-- START OF The input --

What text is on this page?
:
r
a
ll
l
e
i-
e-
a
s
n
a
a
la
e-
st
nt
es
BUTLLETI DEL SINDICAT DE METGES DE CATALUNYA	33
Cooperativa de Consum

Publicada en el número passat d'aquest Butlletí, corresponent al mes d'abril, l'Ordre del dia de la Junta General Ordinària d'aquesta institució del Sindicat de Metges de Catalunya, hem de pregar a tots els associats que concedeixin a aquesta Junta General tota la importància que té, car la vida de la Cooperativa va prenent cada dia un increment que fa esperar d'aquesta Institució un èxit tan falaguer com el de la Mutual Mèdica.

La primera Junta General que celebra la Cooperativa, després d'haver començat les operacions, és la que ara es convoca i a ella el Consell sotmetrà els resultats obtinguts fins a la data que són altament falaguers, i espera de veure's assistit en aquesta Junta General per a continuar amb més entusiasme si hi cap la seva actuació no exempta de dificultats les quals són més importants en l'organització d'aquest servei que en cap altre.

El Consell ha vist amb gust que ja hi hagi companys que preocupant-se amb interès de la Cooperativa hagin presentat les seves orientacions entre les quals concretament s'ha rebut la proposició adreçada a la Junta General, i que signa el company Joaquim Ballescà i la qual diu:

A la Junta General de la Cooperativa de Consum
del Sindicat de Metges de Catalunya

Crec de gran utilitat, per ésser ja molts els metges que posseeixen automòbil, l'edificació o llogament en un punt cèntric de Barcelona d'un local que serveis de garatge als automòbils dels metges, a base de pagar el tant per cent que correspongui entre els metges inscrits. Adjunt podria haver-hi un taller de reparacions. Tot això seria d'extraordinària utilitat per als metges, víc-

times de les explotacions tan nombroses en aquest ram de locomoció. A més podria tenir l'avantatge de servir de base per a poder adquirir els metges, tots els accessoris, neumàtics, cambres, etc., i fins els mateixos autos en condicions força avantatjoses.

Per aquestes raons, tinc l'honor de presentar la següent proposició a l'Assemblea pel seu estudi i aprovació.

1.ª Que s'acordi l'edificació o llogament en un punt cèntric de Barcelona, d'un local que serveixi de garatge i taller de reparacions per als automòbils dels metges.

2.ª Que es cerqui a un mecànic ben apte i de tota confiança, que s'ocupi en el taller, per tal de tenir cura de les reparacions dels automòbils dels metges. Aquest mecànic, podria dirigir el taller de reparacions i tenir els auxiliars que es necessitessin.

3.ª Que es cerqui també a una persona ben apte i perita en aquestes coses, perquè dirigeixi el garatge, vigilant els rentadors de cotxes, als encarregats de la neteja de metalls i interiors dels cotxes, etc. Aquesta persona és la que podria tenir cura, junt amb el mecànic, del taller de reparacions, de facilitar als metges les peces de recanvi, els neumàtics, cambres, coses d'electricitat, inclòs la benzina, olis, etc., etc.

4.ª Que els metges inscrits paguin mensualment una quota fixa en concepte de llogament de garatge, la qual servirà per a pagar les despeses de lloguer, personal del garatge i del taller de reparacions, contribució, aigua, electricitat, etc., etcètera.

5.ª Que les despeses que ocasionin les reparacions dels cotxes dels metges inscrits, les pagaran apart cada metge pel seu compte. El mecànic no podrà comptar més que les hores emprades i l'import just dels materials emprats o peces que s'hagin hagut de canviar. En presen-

-- END OF The input --

◆ **Exercise directions**:
Find the string "llogament" in the listing and return every line that holds it.

◆ **Task output**:
Crec de gran utilitat, per ésser ja molts els metges que posseeixen automòbil, l'edificació o llogament en un punt cèntric de Barcelona d'un local que serveis de garatge als automòbils dels metges, a base de pagar el tant per cent que correspongui entre els metges inscrits. Adjunt podria haver-hi un taller de reparacions. Tot això seria d'extraordinària utilitat per als metges, víc-
1.ª Que s'acordi l'edificació o llogament en un punt cèntric de Barcelona, d'un local que serveixi de garatge i taller de reparacions per als automòbils dels metges.
4.ª Que els metges inscrits paguin mensualment una quota fixa en concepte de llogament de garatge, la qual servirà per a pagar les despeses de lloguer, personal del garatge i del taller de reparacions, contribució, aigua, electricitat, etc., etcètera.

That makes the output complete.